▸ WHAT THE EXERCISE ASKS: Please convert only the lines of the records that start with the line containing "- top-x-tick-label: 60N: [61, 240, 75, 248]" and run through the line containing "- top-y-tick-label: 0.06: [24, 171, 40, 179]" into a numbered list, leaving out any blank lines.
* Start *
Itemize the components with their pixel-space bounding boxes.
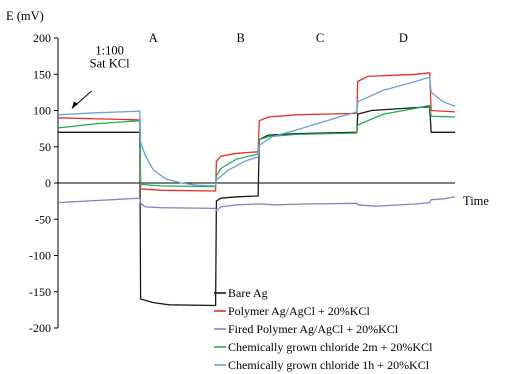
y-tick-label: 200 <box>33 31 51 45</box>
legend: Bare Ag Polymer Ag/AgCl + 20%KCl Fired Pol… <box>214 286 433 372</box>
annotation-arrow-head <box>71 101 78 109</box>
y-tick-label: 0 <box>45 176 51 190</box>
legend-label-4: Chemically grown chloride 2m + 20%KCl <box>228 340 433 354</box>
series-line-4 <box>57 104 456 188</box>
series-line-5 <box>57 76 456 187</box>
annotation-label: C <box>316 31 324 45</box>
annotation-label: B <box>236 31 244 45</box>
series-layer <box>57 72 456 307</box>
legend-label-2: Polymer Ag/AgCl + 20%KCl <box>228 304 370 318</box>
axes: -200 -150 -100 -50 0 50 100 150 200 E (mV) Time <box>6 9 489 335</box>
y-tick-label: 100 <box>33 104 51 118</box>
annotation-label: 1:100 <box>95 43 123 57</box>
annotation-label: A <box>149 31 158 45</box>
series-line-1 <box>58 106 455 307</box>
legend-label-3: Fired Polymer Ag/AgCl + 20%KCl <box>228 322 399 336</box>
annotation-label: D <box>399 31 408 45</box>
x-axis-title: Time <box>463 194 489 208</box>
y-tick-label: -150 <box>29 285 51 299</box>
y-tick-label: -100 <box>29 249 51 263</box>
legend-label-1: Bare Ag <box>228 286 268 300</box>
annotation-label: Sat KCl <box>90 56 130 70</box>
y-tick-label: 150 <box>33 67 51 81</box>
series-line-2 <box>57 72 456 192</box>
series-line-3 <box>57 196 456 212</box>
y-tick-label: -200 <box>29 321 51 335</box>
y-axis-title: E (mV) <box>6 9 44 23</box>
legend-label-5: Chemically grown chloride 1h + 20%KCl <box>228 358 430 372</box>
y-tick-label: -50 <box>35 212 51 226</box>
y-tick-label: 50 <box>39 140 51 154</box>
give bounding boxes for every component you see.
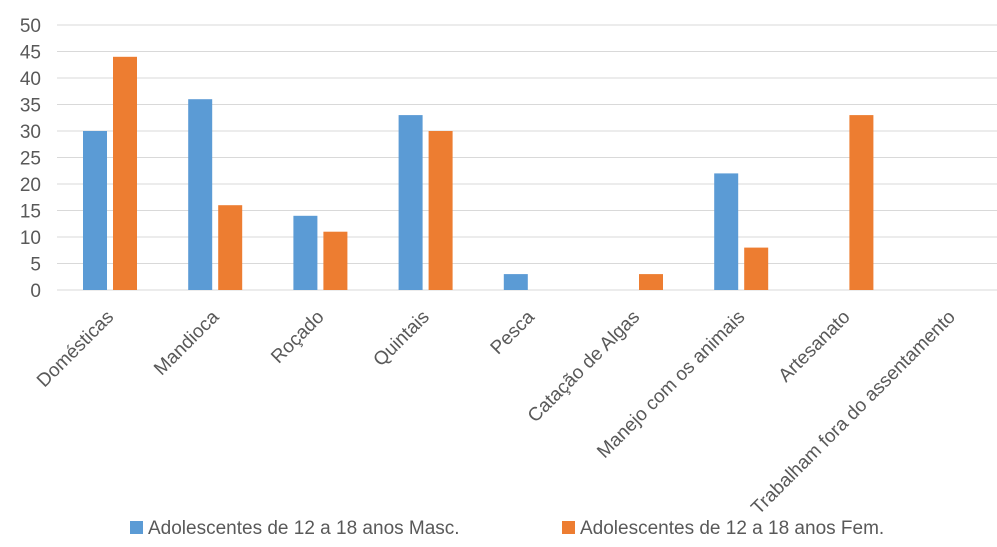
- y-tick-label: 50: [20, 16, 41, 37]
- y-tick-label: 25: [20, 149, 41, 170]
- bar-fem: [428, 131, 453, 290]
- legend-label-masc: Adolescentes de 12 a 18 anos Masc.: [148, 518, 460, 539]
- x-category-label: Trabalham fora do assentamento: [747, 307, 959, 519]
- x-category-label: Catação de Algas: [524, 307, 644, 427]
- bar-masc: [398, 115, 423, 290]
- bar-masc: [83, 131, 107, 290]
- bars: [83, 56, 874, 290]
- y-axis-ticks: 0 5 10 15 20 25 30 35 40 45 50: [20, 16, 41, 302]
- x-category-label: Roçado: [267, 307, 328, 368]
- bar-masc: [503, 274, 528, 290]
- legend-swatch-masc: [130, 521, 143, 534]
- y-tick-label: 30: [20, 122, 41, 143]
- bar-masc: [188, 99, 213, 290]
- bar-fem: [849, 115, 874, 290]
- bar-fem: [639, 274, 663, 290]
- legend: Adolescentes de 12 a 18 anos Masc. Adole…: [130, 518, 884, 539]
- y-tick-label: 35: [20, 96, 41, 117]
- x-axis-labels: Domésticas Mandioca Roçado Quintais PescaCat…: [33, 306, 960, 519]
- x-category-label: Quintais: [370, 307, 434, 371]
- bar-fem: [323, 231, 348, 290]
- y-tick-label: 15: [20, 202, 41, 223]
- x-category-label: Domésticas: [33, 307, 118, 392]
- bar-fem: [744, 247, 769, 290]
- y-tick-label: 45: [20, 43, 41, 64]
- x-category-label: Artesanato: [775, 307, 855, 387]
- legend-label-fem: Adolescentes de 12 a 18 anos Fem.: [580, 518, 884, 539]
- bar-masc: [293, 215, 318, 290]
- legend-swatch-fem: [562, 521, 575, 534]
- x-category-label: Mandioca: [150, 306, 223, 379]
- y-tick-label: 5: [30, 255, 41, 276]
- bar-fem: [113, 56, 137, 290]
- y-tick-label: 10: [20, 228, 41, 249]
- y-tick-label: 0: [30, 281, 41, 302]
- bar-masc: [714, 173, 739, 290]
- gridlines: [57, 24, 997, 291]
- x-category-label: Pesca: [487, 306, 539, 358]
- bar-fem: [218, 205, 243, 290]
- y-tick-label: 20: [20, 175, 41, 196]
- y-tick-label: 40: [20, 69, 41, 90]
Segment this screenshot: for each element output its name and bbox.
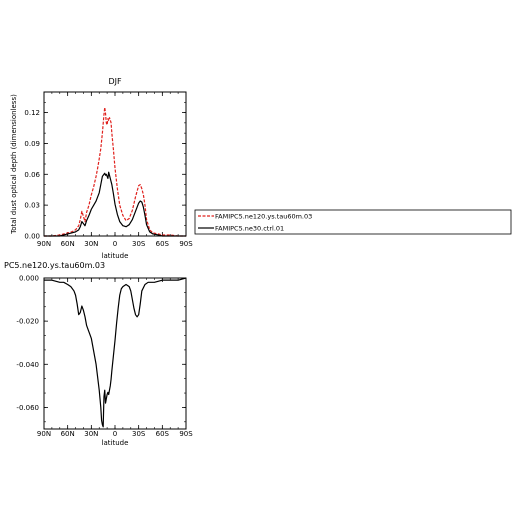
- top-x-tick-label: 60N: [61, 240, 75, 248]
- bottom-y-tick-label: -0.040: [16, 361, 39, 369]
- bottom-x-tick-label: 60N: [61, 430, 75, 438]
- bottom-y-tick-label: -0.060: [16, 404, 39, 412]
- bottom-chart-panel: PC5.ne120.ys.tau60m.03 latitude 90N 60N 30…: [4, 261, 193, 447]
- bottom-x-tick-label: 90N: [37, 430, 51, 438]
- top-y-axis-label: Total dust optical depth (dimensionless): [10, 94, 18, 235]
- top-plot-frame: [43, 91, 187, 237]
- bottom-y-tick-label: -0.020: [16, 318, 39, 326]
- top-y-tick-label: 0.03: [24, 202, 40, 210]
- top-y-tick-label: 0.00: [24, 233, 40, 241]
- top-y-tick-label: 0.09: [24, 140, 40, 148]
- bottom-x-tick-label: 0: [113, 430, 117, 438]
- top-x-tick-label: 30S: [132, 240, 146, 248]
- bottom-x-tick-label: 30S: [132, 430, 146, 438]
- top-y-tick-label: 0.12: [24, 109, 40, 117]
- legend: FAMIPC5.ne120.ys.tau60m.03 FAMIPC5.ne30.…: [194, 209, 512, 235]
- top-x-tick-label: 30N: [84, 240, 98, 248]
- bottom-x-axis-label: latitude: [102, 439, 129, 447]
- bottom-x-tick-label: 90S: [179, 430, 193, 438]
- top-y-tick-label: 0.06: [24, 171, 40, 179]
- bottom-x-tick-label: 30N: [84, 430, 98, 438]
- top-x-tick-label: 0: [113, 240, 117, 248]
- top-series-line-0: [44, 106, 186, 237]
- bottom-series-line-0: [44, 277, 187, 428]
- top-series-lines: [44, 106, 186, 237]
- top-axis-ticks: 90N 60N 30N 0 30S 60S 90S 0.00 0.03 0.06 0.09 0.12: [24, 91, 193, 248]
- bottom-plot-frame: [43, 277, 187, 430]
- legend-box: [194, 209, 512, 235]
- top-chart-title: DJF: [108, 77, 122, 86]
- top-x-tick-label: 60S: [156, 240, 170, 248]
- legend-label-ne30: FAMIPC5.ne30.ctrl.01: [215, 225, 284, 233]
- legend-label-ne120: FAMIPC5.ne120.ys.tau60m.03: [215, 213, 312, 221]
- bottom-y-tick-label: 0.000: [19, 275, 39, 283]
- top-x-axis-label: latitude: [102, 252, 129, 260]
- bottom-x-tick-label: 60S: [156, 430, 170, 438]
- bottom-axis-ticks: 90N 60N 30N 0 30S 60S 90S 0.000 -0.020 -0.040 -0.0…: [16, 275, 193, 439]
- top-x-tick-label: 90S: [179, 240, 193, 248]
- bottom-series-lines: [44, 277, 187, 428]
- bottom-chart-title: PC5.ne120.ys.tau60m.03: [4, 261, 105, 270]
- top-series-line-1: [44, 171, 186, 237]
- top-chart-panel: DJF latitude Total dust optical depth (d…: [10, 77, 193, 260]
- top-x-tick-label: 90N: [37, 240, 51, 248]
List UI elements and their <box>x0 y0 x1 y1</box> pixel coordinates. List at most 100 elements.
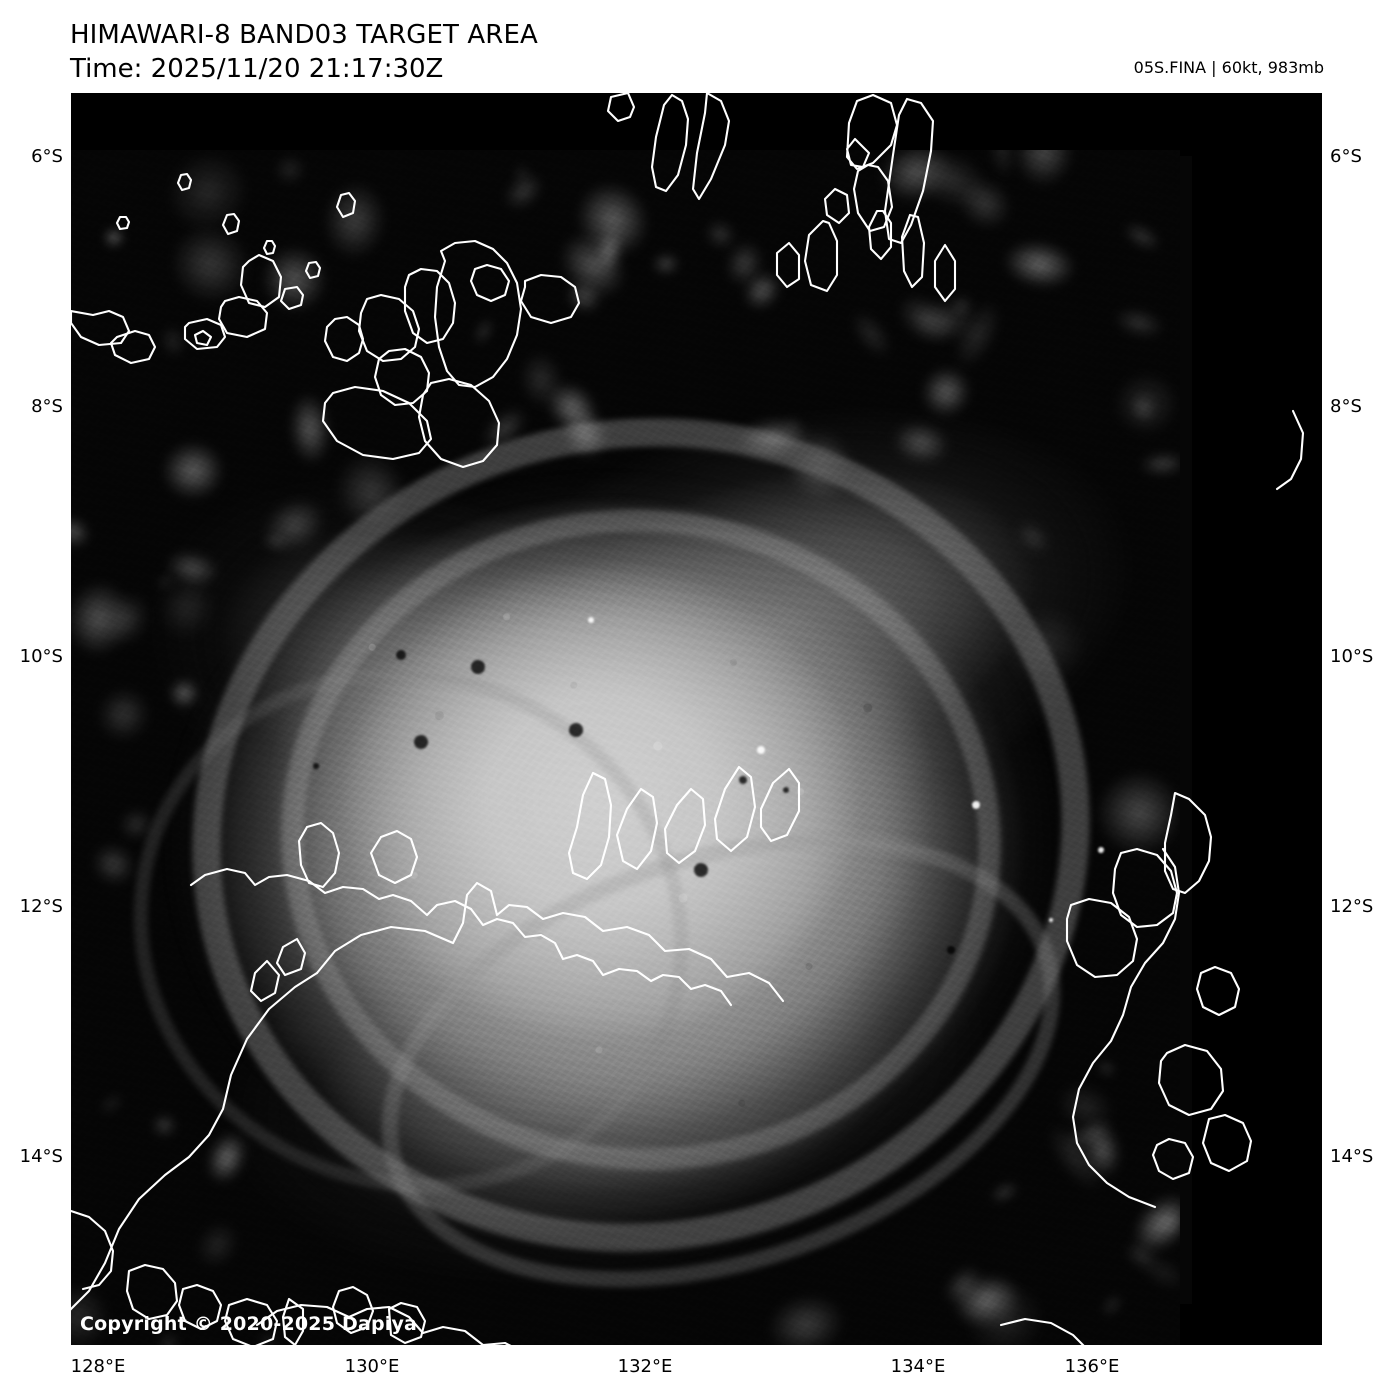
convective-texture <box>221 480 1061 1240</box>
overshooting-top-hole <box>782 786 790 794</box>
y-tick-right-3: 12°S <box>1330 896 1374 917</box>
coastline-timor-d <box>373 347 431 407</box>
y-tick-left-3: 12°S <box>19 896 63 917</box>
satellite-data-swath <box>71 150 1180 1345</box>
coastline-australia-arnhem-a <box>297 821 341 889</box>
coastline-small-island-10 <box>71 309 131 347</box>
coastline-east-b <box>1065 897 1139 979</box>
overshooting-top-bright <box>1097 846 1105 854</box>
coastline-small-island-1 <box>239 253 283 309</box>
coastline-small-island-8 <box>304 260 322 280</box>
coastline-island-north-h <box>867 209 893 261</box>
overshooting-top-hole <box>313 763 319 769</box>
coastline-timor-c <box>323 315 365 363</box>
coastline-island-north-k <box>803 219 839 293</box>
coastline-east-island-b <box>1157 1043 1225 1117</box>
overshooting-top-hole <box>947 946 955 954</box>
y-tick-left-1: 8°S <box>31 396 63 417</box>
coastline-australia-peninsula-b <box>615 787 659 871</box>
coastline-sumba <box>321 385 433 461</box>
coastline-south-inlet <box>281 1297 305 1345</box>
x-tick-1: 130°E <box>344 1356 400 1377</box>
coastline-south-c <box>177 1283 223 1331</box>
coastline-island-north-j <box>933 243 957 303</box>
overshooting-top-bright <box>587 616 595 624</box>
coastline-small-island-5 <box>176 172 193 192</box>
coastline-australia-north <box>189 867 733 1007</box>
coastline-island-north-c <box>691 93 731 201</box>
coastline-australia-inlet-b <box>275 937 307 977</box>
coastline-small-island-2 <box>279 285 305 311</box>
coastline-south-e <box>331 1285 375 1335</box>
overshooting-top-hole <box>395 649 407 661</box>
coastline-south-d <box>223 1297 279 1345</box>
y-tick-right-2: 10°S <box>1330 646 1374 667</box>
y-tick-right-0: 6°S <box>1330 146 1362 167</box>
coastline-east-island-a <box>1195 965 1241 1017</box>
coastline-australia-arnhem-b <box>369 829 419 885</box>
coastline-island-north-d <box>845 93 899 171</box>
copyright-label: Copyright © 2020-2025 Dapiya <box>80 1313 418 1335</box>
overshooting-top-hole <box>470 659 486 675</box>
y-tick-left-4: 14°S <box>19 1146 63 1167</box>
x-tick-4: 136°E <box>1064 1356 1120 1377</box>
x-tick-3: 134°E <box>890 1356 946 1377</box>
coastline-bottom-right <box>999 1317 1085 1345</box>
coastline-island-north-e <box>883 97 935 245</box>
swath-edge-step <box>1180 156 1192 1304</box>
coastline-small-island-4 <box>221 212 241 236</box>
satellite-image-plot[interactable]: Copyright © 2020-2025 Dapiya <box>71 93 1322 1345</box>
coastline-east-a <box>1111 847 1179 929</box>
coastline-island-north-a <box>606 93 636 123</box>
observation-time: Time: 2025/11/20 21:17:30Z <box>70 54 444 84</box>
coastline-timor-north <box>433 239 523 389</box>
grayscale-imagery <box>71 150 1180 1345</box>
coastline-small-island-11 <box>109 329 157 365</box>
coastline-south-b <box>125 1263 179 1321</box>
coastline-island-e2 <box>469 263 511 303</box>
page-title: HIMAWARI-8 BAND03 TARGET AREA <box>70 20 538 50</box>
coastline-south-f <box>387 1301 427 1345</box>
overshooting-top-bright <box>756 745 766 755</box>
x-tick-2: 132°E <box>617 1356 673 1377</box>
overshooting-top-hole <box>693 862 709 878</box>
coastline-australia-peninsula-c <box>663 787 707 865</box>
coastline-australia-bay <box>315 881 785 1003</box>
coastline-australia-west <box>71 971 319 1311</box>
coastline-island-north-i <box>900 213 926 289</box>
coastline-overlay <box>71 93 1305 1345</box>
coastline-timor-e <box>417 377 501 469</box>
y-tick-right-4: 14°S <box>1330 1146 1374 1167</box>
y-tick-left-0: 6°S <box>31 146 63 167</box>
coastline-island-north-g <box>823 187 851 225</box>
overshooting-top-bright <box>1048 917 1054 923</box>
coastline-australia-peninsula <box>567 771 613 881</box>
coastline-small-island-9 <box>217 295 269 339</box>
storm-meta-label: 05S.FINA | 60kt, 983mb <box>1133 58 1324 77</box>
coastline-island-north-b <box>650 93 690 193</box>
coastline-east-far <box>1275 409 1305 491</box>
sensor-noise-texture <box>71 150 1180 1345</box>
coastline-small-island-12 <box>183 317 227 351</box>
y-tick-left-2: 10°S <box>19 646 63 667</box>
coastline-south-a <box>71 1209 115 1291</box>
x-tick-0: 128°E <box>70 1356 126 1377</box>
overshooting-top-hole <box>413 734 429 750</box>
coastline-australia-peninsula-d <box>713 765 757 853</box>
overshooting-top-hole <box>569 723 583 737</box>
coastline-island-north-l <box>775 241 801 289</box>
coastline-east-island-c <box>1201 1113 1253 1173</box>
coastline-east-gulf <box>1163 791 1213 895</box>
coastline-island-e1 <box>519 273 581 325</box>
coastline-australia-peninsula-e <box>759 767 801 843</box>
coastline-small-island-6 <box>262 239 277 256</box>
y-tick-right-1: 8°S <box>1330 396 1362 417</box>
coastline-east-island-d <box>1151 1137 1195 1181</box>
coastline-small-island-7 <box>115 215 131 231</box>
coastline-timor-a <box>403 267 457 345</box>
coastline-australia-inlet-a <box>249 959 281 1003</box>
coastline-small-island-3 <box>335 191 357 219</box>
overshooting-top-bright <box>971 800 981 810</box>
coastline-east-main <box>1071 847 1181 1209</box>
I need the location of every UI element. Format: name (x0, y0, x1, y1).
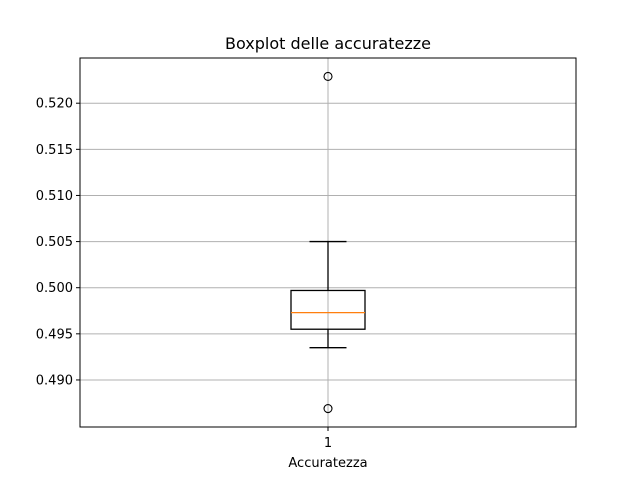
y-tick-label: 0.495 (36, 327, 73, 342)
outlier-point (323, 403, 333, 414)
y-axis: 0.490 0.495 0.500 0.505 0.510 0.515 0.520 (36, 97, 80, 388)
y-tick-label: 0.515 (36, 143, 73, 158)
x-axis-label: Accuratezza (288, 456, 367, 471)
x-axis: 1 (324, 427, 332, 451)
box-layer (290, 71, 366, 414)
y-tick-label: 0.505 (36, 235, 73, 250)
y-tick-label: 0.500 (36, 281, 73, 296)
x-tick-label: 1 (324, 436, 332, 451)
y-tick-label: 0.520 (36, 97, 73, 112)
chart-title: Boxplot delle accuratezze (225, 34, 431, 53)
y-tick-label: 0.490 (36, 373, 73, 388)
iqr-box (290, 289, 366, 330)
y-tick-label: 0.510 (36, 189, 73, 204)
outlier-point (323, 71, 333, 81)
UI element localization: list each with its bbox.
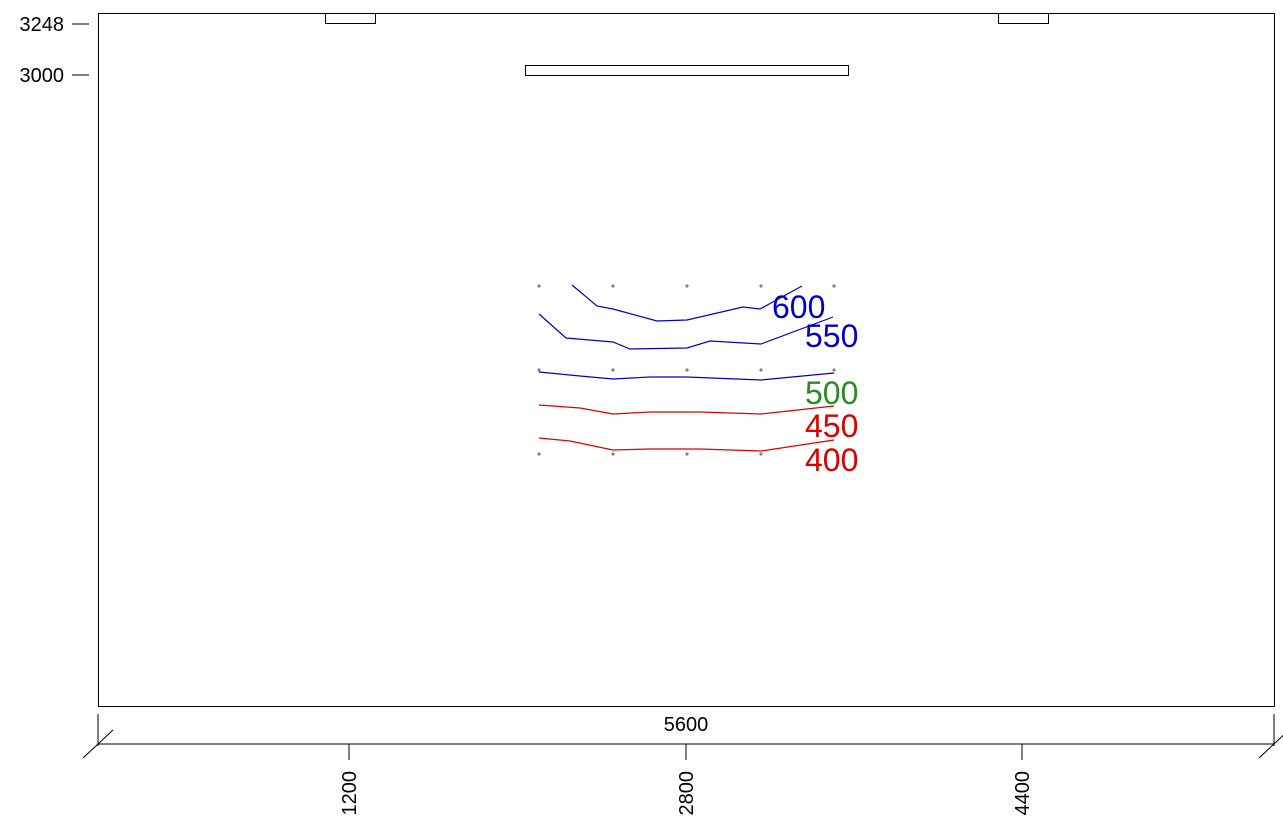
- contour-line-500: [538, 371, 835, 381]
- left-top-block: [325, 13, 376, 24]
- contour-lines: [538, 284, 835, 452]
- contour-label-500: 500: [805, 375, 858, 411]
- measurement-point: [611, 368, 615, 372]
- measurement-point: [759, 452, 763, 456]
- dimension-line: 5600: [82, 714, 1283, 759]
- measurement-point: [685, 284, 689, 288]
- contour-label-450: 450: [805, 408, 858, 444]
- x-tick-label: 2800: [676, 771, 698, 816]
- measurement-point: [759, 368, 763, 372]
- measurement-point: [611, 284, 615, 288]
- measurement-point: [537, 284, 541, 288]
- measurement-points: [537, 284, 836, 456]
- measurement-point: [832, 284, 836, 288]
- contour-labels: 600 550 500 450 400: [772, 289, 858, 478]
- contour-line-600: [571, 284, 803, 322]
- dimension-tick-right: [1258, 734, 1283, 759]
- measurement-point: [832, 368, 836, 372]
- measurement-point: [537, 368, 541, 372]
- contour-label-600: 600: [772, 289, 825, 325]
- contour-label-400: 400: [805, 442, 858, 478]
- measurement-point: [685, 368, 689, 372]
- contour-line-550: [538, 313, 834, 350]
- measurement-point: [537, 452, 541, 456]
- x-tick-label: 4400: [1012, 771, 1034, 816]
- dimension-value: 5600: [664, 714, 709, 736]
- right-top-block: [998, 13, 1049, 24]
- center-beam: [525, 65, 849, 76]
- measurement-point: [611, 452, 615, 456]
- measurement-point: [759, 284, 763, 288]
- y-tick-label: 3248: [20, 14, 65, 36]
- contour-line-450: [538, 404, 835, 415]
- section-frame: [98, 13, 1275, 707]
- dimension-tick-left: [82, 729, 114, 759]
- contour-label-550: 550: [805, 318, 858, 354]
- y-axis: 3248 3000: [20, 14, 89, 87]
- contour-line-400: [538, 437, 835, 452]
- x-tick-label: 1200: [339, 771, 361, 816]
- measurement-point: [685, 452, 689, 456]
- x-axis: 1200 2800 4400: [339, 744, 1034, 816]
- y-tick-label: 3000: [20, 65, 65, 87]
* End *
▸ FINISHED EXERCISE:
1. - top-x-tick-label: 60N: [61, 240, 75, 248]
2. - bottom-y-tick-label: -0.040: [16, 361, 39, 369]
3. - bottom-x-tick-label: 60N: [61, 430, 75, 438]
4. - bottom-y-tick-label: -0.060: [16, 404, 39, 412]
5. - bottom-chart-panel: PC5.ne120.ys.tau60m.03 latitude 90N 60N 30…: [4, 261, 193, 447]
6. - bottom-x-tick-label: 90N: [37, 430, 51, 438]
7. - top-y-axis-label: Total dust optical depth (dimensionless): [10, 94, 18, 235]
8. - top-plot-frame: [43, 91, 187, 237]
9. - bottom-y-tick-label: -0.020: [16, 318, 39, 326]
10. - top-y-tick-label: 0.03: [24, 202, 40, 210]
11. - top-y-tick-label: 0.00: [24, 233, 40, 241]
12. - top-y-tick-label: 0.09: [24, 140, 40, 148]
13. - bottom-x-tick-label: 0: [113, 430, 117, 438]
14. - top-x-tick-label: 30S: [132, 240, 146, 248]
15. - bottom-x-tick-label: 30S: [132, 430, 146, 438]
16. - top-y-tick-label: 0.12: [24, 109, 40, 117]
17. - legend: FAMIPC5.ne120.ys.tau60m.03 FAMIPC5.ne30.…: [194, 209, 512, 235]
18. - top-x-tick-label: 30N: [84, 240, 98, 248]
19. - bottom-x-axis-label: latitude: [102, 439, 129, 447]
20. - bottom-x-tick-label: 90S: [179, 430, 193, 438]
21. - top-y-tick-label: 0.06: [24, 171, 40, 179]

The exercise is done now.